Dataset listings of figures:
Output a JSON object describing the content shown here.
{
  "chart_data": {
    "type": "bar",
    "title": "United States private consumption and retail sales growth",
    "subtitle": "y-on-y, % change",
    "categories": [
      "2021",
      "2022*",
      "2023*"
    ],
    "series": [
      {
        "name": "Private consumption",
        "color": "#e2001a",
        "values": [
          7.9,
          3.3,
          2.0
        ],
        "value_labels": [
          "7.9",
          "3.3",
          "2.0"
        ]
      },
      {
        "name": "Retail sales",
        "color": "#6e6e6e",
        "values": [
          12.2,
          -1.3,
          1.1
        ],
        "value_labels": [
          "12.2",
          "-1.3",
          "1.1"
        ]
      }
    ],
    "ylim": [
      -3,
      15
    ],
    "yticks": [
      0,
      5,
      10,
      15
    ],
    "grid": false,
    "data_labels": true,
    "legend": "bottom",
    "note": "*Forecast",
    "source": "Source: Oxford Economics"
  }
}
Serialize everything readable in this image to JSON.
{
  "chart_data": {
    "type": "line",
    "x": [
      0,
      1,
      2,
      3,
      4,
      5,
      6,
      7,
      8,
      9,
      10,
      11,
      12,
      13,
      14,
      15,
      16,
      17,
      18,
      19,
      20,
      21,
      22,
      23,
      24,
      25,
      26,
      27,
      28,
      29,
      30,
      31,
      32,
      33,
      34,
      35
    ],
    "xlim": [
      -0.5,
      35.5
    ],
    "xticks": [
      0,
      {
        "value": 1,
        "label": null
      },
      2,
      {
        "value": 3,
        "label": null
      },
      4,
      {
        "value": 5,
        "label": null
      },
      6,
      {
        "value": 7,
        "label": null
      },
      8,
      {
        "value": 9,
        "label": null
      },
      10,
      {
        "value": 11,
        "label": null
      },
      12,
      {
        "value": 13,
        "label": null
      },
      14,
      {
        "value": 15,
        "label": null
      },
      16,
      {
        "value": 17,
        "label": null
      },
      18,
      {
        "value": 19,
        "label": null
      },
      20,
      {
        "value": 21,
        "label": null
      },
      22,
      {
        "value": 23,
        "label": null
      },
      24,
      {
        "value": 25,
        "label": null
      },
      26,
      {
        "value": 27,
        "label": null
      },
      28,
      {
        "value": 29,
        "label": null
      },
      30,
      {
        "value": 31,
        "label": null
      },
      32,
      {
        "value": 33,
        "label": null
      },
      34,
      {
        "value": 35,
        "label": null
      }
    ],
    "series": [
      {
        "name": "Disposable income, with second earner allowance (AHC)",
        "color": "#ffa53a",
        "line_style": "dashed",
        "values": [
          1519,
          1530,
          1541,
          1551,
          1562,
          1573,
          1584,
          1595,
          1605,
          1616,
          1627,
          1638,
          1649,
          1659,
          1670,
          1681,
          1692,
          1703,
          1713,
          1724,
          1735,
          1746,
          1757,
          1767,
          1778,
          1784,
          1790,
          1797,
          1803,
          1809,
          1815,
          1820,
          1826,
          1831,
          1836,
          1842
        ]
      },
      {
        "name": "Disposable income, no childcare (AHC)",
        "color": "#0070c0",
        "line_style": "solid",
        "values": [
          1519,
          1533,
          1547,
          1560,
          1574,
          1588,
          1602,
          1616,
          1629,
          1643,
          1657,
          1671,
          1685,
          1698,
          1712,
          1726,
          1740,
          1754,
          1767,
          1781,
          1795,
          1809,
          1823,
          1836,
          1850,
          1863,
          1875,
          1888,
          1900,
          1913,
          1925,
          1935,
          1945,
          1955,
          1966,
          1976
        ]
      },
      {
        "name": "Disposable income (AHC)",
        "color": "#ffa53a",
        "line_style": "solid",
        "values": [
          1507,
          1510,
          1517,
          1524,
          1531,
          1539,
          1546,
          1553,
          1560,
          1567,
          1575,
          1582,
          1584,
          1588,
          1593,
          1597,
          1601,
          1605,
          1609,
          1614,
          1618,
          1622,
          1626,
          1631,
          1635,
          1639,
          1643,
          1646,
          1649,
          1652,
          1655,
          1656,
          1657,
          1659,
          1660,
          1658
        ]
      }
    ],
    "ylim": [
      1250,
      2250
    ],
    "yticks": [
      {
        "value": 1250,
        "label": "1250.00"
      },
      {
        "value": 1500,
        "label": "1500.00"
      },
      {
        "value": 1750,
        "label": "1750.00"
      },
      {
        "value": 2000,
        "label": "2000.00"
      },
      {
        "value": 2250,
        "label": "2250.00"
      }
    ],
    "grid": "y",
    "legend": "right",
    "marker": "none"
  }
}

## Brief
All of the material above needs to be copied exactly.

## Result for this exercise
Output a JSON object describing the content shown here.
{
  "chart_data": {
    "type": "bar",
    "title": "United States private consumption and retail sales growth",
    "subtitle": "y-on-y, % change",
    "categories": [
      "2021",
      "2022*",
      "2023*"
    ],
    "series": [
      {
        "name": "Private consumption",
        "color": "#e2001a",
        "values": [
          7.9,
          3.3,
          2.0
        ],
        "value_labels": [
          "7.9",
          "3.3",
          "2.0"
        ]
      },
      {
        "name": "Retail sales",
        "color": "#6e6e6e",
        "values": [
          12.2,
          -1.3,
          1.1
        ],
        "value_labels": [
          "12.2",
          "-1.3",
          "1.1"
        ]
      }
    ],
    "ylim": [
      -3,
      15
    ],
    "yticks": [
      0,
      5,
      10,
      15
    ],
    "grid": false,
    "data_labels": true,
    "legend": "bottom",
    "note": "*Forecast",
    "source": "Source: Oxford Economics"
  }
}
Serialize everything readable in this image to JSON.
{
  "chart_data": {
    "type": "line",
    "x": [
      0,
      1,
      2,
      3,
      4,
      5,
      6,
      7,
      8,
      9,
      10,
      11,
      12,
      13,
      14,
      15,
      16,
      17,
      18,
      19,
      20,
      21,
      22,
      23,
      24,
      25,
      26,
      27,
      28,
      29,
      30,
      31,
      32,
      33,
      34,
      35
    ],
    "xlim": [
      -0.5,
      35.5
    ],
    "xticks": [
      0,
      {
        "value": 1,
        "label": null
      },
      2,
      {
        "value": 3,
        "label": null
      },
      4,
      {
        "value": 5,
        "label": null
      },
      6,
      {
        "value": 7,
        "label": null
      },
      8,
      {
        "value": 9,
        "label": null
      },
      10,
      {
        "value": 11,
        "label": null
      },
      12,
      {
        "value": 13,
        "label": null
      },
      14,
      {
        "value": 15,
        "label": null
      },
      16,
      {
        "value": 17,
        "label": null
      },
      18,
      {
        "value": 19,
        "label": null
      },
      20,
      {
        "value": 21,
        "label": null
      },
      22,
      {
        "value": 23,
        "label": null
      },
      24,
      {
        "value": 25,
        "label": null
      },
      26,
      {
        "value": 27,
        "label": null
      },
      28,
      {
        "value": 29,
        "label": null
      },
      30,
      {
        "value": 31,
        "label": null
      },
      32,
      {
        "value": 33,
        "label": null
      },
      34,
      {
        "value": 35,
        "label": null
      }
    ],
    "series": [
      {
        "name": "Disposable income, with second earner allowance (AHC)",
        "color": "#ffa53a",
        "line_style": "dashed",
        "values": [
          1519,
          1530,
          1541,
          1551,
          1562,
          1573,
          1584,
          1595,
          1605,
          1616,
          1627,
          1638,
          1649,
          1659,
          1670,
          1681,
          1692,
          1703,
          1713,
          1724,
          1735,
          1746,
          1757,
          1767,
          1778,
          1784,
          1790,
          1797,
          1803,
          1809,
          1815,
          1820,
          1826,
          1831,
          1836,
          1842
        ]
      },
      {
        "name": "Disposable income, no childcare (AHC)",
        "color": "#0070c0",
        "line_style": "solid",
        "values": [
          1519,
          1533,
          1547,
          1560,
          1574,
          1588,
          1602,
          1616,
          1629,
          1643,
          1657,
          1671,
          1685,
          1698,
          1712,
          1726,
          1740,
          1754,
          1767,
          1781,
          1795,
          1809,
          1823,
          1836,
          1850,
          1863,
          1875,
          1888,
          1900,
          1913,
          1925,
          1935,
          1945,
          1955,
          1966,
          1976
        ]
      },
      {
        "name": "Disposable income (AHC)",
        "color": "#ffa53a",
        "line_style": "solid",
        "values": [
          1507,
          1510,
          1517,
          1524,
          1531,
          1539,
          1546,
          1553,
          1560,
          1567,
          1575,
          1582,
          1584,
          1588,
          1593,
          1597,
          1601,
          1605,
          1609,
          1614,
          1618,
          1622,
          1626,
          1631,
          1635,
          1639,
          1643,
          1646,
          1649,
          1652,
          1655,
          1656,
          1657,
          1659,
          1660,
          1658
        ]
      }
    ],
    "ylim": [
      1250,
      2250
    ],
    "yticks": [
      {
        "value": 1250,
        "label": "1250.00"
      },
      {
        "value": 1500,
        "label": "1500.00"
      },
      {
        "value": 1750,
        "label": "1750.00"
      },
      {
        "value": 2000,
        "label": "2000.00"
      },
      {
        "value": 2250,
        "label": "2250.00"
      }
    ],
    "grid": "y",
    "legend": "right",
    "marker": "none"
  }
}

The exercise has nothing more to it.